* Start Source material *
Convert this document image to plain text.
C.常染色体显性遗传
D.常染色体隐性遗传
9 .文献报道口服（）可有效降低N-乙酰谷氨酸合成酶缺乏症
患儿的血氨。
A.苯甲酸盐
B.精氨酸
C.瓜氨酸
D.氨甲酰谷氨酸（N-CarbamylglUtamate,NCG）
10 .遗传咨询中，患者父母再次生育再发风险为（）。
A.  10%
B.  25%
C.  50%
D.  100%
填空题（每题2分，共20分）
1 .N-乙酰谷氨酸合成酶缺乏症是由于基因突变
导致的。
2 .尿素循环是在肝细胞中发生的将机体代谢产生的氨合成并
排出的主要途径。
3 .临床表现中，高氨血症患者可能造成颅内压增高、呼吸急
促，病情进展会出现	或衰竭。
* End Source material *
▶ Brief
Print the whole listing again, exactly.

▶ Response to the exercise
Convert this document image to plain text.
C.常染色体显性遗传
D.常染色体隐性遗传
9 .文献报道口服（）可有效降低N-乙酰谷氨酸合成酶缺乏症
患儿的血氨。
A.苯甲酸盐
B.精氨酸
C.瓜氨酸
D.氨甲酰谷氨酸（N-CarbamylglUtamate,NCG）
10 .遗传咨询中，患者父母再次生育再发风险为（）。
A.  10%
B.  25%
C.  50%
D.  100%
填空题（每题2分，共20分）
1 .N-乙酰谷氨酸合成酶缺乏症是由于基因突变
导致的。
2 .尿素循环是在肝细胞中发生的将机体代谢产生的氨合成并
排出的主要途径。
3 .临床表现中，高氨血症患者可能造成颅内压增高、呼吸急
促，病情进展会出现	或衰竭。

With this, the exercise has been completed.